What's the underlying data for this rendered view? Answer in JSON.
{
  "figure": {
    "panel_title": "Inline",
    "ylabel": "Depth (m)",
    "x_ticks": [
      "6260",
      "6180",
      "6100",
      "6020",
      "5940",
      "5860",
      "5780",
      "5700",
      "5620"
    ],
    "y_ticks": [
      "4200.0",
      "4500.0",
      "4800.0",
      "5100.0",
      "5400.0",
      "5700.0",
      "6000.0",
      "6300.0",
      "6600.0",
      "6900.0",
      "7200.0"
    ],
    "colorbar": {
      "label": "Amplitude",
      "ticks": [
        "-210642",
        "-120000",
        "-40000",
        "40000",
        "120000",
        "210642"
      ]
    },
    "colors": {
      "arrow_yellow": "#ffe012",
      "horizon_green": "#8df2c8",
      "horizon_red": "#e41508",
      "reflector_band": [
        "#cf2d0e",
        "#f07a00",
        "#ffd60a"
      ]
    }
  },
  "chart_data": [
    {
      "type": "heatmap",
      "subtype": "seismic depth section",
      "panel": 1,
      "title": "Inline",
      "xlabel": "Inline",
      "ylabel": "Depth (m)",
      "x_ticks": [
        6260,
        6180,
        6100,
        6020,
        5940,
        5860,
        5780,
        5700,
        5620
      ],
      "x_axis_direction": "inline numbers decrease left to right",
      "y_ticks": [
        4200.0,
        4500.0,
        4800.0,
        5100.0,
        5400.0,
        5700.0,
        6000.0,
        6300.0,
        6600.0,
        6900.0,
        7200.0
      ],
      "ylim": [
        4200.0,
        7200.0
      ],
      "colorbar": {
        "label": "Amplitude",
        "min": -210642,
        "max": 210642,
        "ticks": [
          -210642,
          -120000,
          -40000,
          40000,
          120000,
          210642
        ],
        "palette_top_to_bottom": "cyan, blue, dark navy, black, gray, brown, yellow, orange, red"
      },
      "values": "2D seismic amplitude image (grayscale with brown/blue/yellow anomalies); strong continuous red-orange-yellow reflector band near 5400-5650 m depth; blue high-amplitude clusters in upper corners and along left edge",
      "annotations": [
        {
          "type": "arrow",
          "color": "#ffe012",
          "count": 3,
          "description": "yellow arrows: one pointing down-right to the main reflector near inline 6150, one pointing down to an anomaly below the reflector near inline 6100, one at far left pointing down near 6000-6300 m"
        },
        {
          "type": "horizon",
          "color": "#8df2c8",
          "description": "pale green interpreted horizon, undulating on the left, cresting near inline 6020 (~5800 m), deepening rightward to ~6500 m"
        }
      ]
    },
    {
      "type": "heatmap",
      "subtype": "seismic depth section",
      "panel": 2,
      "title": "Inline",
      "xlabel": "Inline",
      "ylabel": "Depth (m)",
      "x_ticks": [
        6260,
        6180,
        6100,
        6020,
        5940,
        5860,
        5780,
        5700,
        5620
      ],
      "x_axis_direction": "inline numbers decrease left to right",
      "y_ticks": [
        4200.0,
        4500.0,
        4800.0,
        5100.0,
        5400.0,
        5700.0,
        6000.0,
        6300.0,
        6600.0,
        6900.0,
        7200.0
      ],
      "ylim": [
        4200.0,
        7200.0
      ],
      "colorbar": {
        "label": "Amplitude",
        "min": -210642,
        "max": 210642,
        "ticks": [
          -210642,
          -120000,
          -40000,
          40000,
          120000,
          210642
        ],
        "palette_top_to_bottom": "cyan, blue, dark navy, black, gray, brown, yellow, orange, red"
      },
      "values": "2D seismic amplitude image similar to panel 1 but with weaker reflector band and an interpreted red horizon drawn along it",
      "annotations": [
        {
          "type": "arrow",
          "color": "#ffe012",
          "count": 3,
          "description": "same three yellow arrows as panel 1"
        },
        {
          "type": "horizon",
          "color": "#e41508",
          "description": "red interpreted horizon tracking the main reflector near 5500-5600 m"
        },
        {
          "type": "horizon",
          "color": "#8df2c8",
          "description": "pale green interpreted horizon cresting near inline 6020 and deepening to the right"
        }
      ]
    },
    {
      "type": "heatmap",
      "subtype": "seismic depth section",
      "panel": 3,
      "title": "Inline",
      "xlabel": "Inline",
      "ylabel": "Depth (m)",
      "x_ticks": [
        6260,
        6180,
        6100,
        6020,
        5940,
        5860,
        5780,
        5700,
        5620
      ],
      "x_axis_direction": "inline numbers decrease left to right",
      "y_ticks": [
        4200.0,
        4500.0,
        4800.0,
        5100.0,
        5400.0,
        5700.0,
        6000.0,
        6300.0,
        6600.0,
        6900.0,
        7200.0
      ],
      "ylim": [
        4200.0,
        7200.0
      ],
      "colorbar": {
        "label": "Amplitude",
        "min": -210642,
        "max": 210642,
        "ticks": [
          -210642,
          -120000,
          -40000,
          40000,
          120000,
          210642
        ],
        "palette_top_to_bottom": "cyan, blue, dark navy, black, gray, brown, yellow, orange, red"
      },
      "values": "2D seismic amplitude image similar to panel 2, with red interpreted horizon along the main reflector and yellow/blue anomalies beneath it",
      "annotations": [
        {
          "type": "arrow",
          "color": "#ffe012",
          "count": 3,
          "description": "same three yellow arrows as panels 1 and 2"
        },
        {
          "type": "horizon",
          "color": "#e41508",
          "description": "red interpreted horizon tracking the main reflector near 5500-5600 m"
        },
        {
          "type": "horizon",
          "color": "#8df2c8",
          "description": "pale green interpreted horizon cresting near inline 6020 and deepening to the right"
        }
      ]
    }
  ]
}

···

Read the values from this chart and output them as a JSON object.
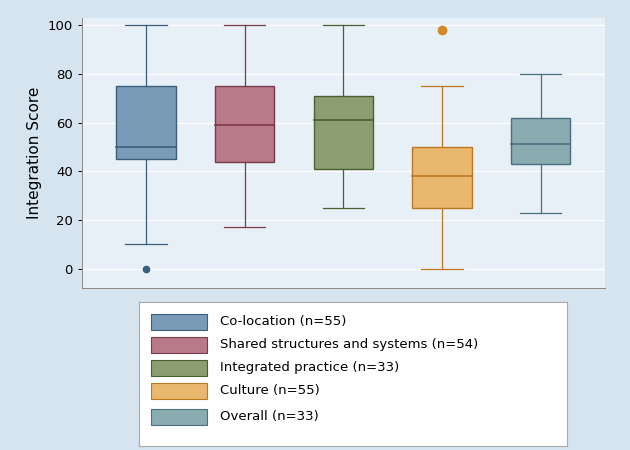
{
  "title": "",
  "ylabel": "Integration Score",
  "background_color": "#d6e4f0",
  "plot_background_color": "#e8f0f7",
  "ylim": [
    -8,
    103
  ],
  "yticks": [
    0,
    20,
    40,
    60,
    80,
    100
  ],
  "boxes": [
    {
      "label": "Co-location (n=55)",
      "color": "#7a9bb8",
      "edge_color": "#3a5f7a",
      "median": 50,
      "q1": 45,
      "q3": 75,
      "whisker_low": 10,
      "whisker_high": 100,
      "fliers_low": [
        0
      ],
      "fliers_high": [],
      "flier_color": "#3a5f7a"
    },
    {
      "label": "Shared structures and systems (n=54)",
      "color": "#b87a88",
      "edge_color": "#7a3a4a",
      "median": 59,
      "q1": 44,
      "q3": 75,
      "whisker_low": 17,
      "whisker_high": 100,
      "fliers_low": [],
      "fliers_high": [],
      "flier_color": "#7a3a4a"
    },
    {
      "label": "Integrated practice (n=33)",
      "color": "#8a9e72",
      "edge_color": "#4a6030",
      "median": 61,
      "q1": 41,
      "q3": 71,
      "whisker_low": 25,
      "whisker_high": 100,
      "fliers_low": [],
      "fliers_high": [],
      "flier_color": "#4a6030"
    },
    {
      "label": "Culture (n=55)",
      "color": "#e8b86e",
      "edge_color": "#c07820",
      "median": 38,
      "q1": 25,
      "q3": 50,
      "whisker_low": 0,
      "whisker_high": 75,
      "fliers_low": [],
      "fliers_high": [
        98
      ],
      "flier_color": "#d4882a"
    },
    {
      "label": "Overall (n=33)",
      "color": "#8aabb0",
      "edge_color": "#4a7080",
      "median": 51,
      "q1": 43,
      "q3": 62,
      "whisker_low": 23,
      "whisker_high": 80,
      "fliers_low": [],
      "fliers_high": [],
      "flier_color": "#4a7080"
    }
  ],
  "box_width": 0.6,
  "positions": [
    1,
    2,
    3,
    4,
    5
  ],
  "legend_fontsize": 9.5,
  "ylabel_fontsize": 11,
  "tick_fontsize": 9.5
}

···

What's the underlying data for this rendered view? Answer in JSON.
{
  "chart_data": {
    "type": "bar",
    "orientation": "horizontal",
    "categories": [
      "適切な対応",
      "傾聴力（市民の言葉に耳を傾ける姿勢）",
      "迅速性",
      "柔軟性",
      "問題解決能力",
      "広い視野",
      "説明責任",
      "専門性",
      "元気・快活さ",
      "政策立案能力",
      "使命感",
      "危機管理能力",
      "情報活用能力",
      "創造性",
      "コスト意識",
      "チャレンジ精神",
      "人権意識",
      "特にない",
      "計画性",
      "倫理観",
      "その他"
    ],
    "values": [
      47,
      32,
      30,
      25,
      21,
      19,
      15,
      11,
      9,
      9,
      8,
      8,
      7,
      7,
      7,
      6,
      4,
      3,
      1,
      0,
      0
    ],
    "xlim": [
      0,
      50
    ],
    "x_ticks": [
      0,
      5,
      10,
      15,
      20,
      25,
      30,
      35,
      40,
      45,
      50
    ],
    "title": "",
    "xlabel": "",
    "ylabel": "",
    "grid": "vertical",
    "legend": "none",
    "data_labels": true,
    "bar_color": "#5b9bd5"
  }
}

···

▶ _What the exercise asks_
Exactly how many lines contain "arrows"? State the number and nothing else.

▶ _Answer to this task_
3